[PROVIDED DATA]:
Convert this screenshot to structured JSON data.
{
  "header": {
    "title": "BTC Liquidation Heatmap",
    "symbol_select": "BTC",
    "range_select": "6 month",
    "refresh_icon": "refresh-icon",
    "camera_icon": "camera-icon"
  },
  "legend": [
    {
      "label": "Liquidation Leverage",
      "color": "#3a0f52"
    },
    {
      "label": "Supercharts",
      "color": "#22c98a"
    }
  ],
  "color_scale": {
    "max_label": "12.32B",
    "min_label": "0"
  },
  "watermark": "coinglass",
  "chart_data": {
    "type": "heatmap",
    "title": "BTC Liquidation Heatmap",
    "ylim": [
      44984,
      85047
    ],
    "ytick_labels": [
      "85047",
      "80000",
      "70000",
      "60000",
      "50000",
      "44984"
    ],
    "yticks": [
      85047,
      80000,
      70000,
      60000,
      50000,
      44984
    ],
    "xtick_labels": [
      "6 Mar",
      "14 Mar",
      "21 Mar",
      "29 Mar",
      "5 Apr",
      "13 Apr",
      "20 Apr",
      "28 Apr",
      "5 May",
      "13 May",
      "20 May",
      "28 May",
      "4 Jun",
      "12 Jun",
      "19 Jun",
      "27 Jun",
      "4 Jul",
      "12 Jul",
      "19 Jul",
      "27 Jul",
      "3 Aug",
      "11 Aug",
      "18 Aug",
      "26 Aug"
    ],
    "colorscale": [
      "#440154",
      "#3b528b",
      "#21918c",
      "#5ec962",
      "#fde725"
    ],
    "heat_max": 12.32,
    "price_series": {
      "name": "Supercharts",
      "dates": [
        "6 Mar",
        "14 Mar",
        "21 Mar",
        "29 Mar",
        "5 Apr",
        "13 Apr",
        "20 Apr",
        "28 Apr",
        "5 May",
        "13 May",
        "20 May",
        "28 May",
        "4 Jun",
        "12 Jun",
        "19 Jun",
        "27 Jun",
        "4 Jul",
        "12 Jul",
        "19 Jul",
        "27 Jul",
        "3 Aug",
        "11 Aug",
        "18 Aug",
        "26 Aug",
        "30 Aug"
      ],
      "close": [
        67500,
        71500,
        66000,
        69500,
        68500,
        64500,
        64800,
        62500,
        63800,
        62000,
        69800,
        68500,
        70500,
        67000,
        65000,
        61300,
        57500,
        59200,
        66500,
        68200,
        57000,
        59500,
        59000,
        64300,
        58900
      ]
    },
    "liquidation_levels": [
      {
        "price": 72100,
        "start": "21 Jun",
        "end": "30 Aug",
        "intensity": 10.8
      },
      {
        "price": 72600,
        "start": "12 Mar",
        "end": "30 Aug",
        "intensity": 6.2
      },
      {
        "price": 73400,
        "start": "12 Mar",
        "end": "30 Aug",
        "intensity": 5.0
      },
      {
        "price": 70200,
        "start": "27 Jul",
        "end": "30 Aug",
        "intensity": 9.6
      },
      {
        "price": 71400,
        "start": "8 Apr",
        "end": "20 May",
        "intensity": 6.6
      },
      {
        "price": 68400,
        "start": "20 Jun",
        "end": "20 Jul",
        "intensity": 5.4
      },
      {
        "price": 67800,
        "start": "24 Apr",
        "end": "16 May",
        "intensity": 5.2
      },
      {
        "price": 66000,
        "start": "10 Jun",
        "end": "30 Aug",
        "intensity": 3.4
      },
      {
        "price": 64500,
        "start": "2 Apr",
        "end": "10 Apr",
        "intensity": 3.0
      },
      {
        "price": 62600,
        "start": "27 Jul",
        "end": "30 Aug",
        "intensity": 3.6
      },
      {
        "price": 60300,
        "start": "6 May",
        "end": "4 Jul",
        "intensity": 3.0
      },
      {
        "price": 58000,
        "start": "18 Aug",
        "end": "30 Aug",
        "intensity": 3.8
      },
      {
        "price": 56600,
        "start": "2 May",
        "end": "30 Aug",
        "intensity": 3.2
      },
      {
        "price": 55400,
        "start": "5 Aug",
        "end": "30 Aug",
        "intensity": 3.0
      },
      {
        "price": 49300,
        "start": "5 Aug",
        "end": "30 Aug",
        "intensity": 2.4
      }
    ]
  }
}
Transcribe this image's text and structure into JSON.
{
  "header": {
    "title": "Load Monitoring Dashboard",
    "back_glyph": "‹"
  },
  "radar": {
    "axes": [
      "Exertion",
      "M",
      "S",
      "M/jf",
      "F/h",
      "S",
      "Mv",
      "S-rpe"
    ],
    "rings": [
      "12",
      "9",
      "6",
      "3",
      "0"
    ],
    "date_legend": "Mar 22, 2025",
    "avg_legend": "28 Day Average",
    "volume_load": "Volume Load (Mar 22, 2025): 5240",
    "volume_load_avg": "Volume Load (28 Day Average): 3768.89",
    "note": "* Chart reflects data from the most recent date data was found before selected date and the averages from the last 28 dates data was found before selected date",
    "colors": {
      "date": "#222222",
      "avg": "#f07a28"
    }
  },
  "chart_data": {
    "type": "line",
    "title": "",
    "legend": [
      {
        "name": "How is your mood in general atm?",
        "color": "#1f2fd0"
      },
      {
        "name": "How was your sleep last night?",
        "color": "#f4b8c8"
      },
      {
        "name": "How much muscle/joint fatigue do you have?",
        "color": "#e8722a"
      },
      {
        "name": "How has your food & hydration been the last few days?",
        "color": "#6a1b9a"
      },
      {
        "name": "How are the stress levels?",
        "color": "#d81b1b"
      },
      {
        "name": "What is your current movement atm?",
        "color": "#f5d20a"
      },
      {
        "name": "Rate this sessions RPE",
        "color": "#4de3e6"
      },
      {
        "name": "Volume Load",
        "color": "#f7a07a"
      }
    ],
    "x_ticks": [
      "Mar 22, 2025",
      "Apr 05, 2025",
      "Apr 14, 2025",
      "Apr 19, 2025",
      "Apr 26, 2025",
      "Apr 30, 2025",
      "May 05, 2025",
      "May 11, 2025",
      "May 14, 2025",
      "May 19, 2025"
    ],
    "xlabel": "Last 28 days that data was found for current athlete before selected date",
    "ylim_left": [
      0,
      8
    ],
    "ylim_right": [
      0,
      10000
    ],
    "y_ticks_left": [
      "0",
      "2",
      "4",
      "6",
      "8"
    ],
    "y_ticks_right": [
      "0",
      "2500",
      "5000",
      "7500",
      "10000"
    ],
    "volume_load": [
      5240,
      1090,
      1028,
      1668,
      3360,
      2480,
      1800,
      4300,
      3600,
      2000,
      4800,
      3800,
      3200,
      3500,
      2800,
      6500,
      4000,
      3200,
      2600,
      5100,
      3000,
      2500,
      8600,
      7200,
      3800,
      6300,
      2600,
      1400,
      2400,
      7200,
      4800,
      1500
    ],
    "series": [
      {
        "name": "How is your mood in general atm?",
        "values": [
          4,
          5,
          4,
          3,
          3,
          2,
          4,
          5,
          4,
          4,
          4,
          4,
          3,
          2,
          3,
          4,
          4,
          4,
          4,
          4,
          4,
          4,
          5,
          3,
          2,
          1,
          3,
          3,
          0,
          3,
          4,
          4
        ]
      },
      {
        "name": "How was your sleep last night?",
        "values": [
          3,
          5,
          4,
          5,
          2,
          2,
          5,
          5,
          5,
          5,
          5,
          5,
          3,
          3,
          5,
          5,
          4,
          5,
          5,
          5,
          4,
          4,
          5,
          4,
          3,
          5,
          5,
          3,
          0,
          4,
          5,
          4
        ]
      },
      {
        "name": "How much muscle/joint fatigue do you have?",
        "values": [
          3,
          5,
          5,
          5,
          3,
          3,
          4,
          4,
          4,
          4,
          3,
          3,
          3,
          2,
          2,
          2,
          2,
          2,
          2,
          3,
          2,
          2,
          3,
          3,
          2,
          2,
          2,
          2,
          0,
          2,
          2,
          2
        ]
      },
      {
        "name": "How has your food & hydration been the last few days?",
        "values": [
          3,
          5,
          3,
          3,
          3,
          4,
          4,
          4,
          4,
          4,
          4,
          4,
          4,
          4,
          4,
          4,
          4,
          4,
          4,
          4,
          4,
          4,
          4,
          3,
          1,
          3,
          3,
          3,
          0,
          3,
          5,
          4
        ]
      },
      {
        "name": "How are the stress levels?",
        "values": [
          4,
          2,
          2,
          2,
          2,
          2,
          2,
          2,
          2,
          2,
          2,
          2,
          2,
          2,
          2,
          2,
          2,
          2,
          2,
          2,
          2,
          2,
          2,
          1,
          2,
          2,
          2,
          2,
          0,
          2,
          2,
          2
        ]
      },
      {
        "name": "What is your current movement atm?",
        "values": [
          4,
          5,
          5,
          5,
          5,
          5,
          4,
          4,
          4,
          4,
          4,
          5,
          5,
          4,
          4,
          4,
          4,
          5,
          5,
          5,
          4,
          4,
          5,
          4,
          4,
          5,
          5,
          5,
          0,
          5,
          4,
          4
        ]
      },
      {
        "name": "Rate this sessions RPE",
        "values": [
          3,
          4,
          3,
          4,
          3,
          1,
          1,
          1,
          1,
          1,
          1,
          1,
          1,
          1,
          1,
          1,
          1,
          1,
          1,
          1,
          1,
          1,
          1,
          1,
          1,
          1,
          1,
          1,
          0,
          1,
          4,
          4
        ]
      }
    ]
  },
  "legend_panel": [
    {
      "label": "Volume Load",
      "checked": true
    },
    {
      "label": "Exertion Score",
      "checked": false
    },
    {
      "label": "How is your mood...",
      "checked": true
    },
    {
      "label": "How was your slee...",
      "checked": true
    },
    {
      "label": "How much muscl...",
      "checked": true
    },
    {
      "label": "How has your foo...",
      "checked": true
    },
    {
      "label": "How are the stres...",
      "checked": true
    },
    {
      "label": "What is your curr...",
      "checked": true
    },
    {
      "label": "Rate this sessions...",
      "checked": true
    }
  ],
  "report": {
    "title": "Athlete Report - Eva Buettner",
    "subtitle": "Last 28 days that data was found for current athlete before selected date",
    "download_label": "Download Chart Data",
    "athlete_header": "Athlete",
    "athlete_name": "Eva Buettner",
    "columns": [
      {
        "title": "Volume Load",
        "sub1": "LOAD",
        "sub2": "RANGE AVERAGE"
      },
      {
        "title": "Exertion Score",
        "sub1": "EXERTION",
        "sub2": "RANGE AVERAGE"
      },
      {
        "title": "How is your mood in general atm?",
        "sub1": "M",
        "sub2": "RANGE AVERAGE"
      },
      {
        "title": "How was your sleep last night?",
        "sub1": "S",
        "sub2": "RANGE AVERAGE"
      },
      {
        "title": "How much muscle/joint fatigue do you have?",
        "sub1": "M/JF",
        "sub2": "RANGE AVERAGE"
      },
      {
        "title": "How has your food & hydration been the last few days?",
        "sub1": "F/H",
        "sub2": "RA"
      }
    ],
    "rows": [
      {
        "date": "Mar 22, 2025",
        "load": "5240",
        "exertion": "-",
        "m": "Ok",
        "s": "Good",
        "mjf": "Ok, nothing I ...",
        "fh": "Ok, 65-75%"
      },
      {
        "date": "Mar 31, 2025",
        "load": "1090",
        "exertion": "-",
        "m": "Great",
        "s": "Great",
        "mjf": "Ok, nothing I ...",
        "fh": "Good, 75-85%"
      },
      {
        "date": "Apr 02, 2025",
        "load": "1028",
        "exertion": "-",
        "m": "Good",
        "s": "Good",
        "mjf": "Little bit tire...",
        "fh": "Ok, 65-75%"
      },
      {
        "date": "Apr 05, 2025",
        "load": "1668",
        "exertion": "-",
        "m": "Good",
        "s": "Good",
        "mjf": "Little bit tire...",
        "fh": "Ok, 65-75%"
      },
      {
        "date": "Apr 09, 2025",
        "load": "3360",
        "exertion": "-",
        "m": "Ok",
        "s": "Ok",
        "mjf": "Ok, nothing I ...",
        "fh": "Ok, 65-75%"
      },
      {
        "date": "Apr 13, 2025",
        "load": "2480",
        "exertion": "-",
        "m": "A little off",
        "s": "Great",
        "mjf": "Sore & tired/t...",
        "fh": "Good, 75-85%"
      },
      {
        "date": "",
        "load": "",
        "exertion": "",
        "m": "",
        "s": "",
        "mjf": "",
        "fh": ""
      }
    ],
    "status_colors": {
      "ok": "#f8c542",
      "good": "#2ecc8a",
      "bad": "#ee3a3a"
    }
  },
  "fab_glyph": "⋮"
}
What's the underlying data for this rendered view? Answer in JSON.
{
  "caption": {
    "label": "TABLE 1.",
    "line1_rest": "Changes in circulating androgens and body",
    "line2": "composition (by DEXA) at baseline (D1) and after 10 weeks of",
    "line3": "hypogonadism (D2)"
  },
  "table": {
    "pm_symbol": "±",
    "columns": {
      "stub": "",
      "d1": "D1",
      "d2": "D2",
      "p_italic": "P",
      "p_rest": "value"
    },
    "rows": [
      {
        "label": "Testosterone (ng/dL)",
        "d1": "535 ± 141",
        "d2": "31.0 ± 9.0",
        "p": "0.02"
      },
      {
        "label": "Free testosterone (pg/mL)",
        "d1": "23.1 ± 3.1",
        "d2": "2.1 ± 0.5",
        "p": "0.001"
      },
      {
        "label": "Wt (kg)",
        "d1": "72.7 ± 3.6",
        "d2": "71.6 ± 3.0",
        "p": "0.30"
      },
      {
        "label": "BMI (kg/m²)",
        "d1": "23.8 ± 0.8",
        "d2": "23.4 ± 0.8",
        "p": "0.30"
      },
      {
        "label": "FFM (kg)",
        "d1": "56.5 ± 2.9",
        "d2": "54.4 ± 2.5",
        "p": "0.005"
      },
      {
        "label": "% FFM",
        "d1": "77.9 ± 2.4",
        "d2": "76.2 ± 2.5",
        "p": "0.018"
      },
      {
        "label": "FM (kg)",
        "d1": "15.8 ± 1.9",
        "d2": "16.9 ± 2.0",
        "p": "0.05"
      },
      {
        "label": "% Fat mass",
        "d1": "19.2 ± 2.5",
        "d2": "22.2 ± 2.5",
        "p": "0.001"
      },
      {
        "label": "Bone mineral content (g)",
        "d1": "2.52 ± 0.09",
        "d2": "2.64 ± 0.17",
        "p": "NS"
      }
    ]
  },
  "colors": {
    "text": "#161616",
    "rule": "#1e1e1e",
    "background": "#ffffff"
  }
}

[INSTRUCTIONS FOR THE TASK]: From the line containing "What's the underlying" to the last line of the material, please quote every line exactly and only those.

[RESPONSE TO THE TASK]:
What's the underlying data for this rendered view? Answer in JSON.
{
  "caption": {
    "label": "TABLE 1.",
    "line1_rest": "Changes in circulating androgens and body",
    "line2": "composition (by DEXA) at baseline (D1) and after 10 weeks of",
    "line3": "hypogonadism (D2)"
  },
  "table": {
    "pm_symbol": "±",
    "columns": {
      "stub": "",
      "d1": "D1",
      "d2": "D2",
      "p_italic": "P",
      "p_rest": "value"
    },
    "rows": [
      {
        "label": "Testosterone (ng/dL)",
        "d1": "535 ± 141",
        "d2": "31.0 ± 9.0",
        "p": "0.02"
      },
      {
        "label": "Free testosterone (pg/mL)",
        "d1": "23.1 ± 3.1",
        "d2": "2.1 ± 0.5",
        "p": "0.001"
      },
      {
        "label": "Wt (kg)",
        "d1": "72.7 ± 3.6",
        "d2": "71.6 ± 3.0",
        "p": "0.30"
      },
      {
        "label": "BMI (kg/m²)",
        "d1": "23.8 ± 0.8",
        "d2": "23.4 ± 0.8",
        "p": "0.30"
      },
      {
        "label": "FFM (kg)",
        "d1": "56.5 ± 2.9",
        "d2": "54.4 ± 2.5",
        "p": "0.005"
      },
      {
        "label": "% FFM",
        "d1": "77.9 ± 2.4",
        "d2": "76.2 ± 2.5",
        "p": "0.018"
      },
      {
        "label": "FM (kg)",
        "d1": "15.8 ± 1.9",
        "d2": "16.9 ± 2.0",
        "p": "0.05"
      },
      {
        "label": "% Fat mass",
        "d1": "19.2 ± 2.5",
        "d2": "22.2 ± 2.5",
        "p": "0.001"
      },
      {
        "label": "Bone mineral content (g)",
        "d1": "2.52 ± 0.09",
        "d2": "2.64 ± 0.17",
        "p": "NS"
      }
    ]
  },
  "colors": {
    "text": "#161616",
    "rule": "#1e1e1e",
    "background": "#ffffff"
  }
}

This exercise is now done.